**Exercise objective**
Tally how many lines of these entries hold the string "JSON". Return the number alone.

--- START Listed entries ---

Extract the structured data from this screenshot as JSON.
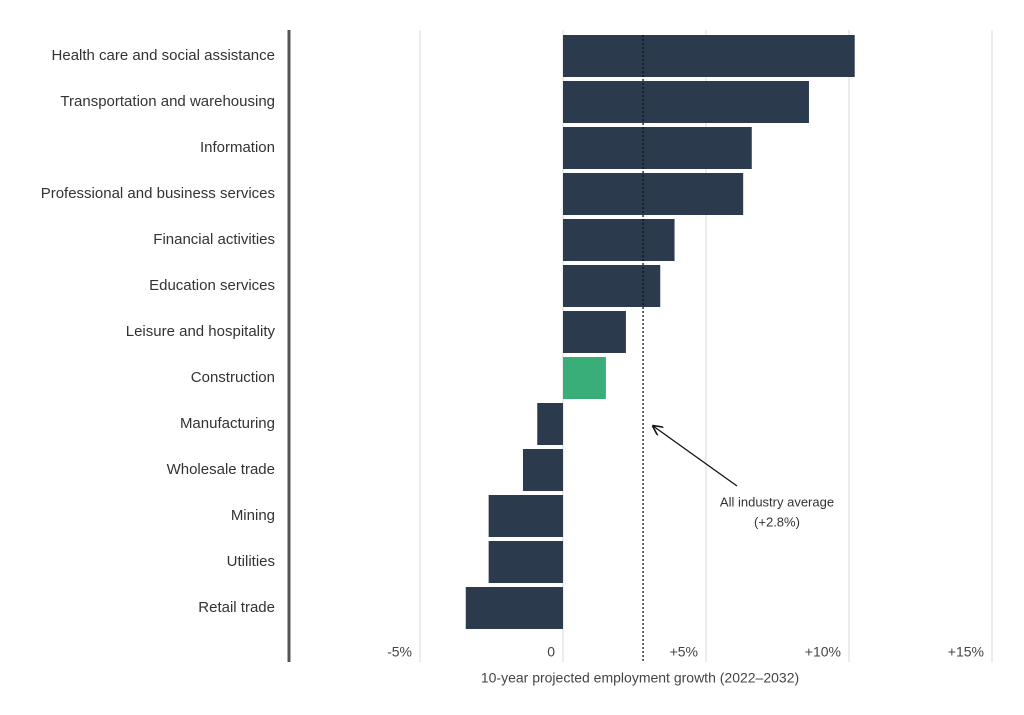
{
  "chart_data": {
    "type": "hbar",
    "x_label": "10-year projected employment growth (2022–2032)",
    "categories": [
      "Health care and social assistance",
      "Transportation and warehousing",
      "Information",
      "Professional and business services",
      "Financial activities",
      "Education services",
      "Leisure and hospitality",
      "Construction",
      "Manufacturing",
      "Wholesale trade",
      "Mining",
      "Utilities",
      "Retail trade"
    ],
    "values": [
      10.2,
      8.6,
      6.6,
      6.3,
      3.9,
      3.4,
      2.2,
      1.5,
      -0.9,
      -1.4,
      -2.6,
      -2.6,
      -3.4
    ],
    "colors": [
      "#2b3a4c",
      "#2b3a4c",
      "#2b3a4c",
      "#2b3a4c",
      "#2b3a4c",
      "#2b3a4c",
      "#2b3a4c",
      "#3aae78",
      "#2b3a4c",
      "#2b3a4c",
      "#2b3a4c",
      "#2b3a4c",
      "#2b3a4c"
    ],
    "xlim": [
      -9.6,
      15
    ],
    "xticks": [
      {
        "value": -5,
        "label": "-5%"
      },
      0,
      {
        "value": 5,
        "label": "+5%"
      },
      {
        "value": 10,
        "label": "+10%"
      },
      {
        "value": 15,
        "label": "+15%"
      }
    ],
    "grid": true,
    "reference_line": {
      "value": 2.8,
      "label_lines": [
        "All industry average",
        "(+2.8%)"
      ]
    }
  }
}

--- END Listed entries ---
--- START Listed entries ---

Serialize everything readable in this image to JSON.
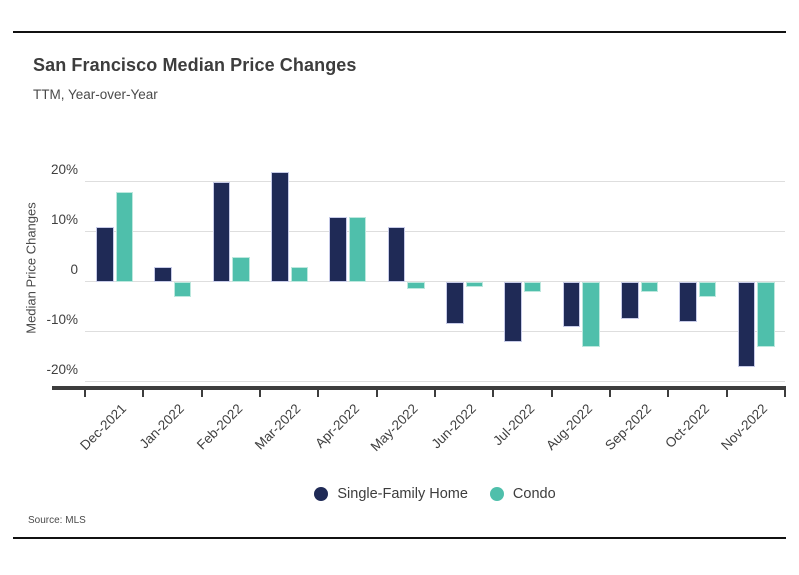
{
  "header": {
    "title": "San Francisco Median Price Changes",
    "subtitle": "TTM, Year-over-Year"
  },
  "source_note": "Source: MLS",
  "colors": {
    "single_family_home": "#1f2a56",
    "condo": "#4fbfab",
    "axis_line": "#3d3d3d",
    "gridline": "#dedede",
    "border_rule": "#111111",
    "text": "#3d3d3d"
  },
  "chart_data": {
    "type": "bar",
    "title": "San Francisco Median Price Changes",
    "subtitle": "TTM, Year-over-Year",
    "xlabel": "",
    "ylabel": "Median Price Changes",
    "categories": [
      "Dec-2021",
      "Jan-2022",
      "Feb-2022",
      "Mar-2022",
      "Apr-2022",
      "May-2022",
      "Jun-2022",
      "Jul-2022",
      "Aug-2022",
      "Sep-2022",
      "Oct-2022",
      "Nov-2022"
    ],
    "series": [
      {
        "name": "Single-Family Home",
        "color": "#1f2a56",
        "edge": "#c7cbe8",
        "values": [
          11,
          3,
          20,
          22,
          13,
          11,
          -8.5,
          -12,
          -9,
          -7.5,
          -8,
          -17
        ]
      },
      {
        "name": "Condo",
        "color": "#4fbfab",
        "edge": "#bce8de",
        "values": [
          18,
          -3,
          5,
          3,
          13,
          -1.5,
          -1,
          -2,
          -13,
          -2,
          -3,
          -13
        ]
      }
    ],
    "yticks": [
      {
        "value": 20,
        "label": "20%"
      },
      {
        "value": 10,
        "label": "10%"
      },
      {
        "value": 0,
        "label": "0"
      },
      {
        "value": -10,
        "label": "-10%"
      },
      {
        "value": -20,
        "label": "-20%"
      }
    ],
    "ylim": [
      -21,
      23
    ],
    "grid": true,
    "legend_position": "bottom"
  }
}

--- END Listed entries ---

**Exercise solution**
2